*WHAT TO PRODUCE*. Copy every line of the records below that holds the word "potilaiden".

[Data extracted from a collection]
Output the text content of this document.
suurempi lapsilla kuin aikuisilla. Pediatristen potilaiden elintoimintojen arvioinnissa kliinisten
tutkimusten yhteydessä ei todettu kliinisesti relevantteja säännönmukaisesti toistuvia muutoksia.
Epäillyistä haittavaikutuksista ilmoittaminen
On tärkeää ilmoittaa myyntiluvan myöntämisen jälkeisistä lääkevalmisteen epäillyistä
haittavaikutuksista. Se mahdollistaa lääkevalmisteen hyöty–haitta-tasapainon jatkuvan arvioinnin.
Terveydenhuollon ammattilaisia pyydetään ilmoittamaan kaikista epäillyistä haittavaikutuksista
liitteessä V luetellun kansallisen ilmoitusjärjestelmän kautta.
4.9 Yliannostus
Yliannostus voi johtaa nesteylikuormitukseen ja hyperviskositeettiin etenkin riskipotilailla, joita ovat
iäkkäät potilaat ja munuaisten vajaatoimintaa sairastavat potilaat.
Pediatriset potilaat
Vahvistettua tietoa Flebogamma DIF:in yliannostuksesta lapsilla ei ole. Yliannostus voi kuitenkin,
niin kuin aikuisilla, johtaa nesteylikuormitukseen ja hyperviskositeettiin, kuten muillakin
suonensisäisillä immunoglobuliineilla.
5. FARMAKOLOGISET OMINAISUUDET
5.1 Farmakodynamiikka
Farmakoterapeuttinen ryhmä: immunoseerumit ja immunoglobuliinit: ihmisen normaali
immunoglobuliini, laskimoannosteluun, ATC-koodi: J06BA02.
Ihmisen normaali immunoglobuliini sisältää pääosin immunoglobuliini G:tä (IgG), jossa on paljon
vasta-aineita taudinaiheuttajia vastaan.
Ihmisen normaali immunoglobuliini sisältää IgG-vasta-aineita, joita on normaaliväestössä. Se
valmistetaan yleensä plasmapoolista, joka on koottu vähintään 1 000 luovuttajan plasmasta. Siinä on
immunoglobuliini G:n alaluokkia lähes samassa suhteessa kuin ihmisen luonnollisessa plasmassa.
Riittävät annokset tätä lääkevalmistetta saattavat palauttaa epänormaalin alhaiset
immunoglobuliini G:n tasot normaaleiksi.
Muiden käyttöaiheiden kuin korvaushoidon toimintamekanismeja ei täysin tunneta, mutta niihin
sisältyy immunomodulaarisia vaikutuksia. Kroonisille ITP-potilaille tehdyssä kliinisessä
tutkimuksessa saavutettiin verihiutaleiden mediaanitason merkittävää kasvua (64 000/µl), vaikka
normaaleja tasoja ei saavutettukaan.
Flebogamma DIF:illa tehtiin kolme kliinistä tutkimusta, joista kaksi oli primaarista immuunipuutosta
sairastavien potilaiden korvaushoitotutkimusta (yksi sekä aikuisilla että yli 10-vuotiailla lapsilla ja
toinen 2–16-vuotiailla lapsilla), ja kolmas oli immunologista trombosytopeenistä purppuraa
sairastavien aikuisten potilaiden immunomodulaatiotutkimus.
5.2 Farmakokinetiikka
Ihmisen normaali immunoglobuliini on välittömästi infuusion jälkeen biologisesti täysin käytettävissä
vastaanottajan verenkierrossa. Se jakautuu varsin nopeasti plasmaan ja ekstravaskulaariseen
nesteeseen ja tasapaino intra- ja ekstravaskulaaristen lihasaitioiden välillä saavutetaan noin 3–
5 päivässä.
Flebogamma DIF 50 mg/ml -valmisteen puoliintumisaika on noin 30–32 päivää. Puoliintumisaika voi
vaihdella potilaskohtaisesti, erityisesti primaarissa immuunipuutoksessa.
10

==

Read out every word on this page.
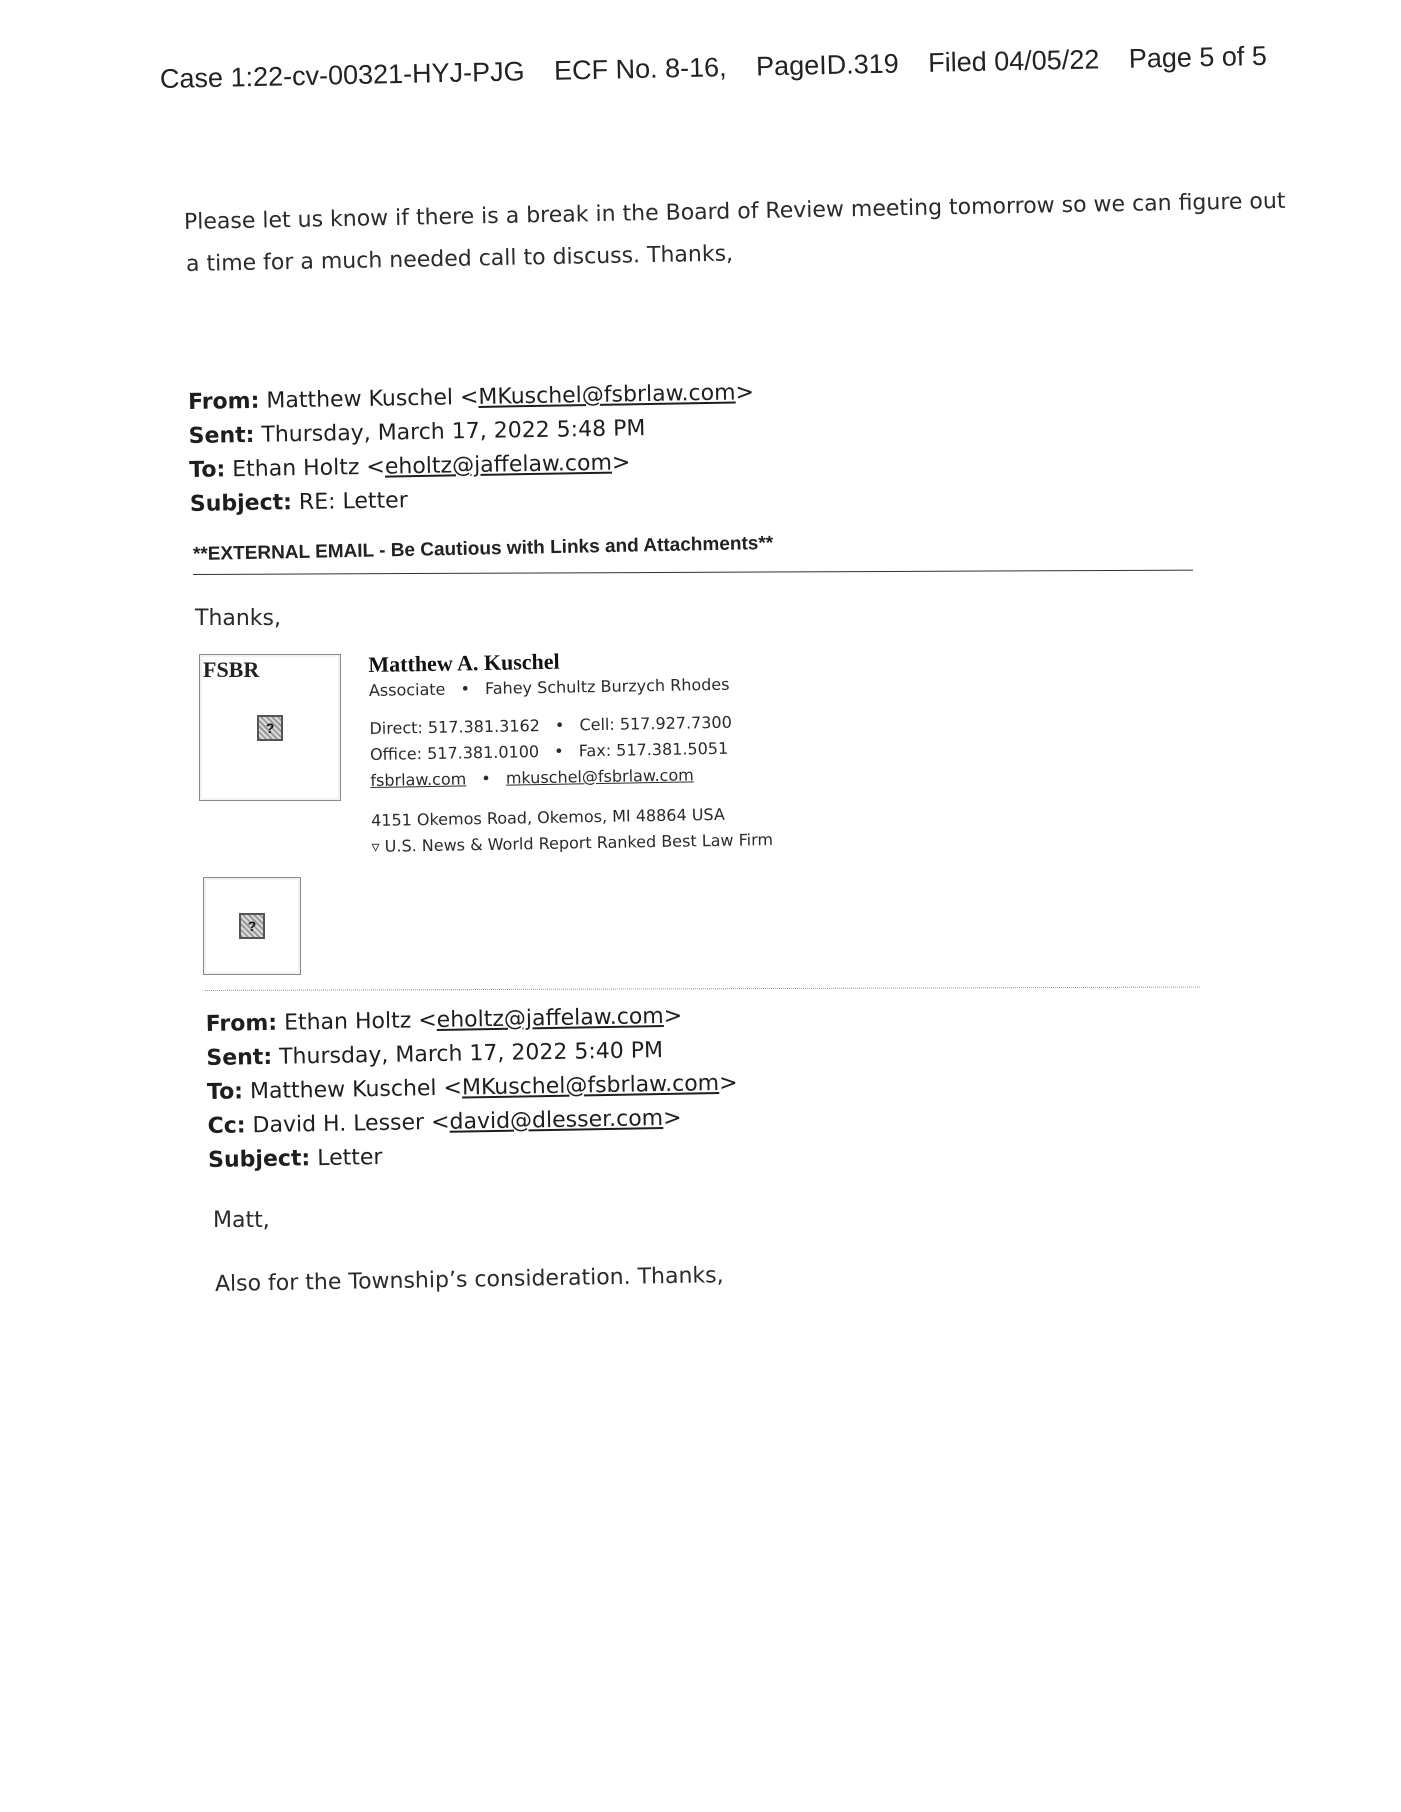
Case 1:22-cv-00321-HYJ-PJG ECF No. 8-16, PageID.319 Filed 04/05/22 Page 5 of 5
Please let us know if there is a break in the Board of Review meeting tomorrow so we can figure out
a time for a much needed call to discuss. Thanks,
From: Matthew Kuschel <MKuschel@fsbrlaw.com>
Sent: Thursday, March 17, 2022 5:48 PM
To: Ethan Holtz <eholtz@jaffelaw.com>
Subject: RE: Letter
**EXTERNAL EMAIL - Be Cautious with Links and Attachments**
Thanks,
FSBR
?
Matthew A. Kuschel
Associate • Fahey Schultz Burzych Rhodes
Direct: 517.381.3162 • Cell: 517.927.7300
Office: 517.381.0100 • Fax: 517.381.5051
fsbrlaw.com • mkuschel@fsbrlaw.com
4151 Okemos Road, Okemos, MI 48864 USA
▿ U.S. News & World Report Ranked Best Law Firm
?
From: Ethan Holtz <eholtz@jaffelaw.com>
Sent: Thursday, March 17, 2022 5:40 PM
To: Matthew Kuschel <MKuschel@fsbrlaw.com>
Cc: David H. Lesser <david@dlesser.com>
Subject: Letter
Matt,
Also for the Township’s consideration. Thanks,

...

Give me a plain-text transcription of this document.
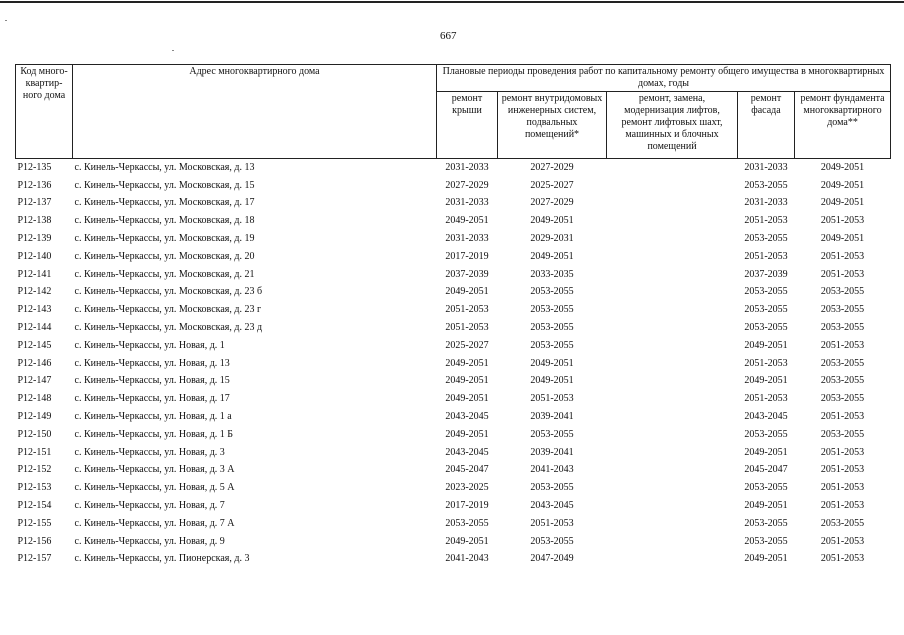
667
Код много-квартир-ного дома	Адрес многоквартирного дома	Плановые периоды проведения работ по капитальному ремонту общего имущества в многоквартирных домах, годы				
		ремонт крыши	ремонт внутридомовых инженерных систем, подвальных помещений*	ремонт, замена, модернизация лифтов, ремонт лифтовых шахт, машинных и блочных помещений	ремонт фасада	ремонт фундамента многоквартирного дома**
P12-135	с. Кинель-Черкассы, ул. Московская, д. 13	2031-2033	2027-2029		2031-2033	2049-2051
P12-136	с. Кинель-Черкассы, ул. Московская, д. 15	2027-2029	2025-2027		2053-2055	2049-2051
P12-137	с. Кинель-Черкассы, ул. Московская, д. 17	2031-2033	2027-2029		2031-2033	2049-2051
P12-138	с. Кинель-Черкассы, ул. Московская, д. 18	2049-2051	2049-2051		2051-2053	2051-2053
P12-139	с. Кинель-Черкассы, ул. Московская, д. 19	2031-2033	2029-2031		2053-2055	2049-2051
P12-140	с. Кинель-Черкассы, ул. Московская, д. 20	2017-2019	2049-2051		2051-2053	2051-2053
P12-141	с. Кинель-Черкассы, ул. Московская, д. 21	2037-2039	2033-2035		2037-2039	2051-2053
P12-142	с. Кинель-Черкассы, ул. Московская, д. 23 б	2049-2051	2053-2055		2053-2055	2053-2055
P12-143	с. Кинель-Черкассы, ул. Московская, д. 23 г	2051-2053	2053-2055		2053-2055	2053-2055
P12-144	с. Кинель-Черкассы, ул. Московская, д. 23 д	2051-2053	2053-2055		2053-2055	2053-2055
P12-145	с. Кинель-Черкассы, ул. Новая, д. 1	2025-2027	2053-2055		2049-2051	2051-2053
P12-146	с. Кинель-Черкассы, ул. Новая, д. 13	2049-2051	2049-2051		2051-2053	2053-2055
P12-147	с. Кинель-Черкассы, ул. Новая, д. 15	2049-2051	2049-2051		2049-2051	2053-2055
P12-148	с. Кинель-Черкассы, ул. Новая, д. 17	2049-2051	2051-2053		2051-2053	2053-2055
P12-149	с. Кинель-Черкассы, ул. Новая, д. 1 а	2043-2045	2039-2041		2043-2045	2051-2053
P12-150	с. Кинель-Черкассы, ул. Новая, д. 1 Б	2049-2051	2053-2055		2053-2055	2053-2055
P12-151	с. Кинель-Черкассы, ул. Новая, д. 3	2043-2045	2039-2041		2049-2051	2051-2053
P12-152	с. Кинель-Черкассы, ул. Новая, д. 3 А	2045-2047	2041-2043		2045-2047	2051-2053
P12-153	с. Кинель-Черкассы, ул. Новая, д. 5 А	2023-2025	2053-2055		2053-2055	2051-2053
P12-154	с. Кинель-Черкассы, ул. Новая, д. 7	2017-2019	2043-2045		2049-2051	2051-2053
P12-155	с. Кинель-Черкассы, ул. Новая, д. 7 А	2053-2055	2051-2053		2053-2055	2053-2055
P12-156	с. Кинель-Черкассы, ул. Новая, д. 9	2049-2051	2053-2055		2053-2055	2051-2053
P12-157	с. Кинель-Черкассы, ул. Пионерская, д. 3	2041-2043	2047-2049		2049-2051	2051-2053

*EXERCISE OUTPUT*.
suurempi lapsilla kuin aikuisilla. Pediatristen potilaiden elintoimintojen arvioinnissa kliinisten
sairastavien potilaiden korvaushoitotutkimusta (yksi sekä aikuisilla että yli 10-vuotiailla lapsilla ja
sairastavien aikuisten potilaiden immunomodulaatiotutkimus.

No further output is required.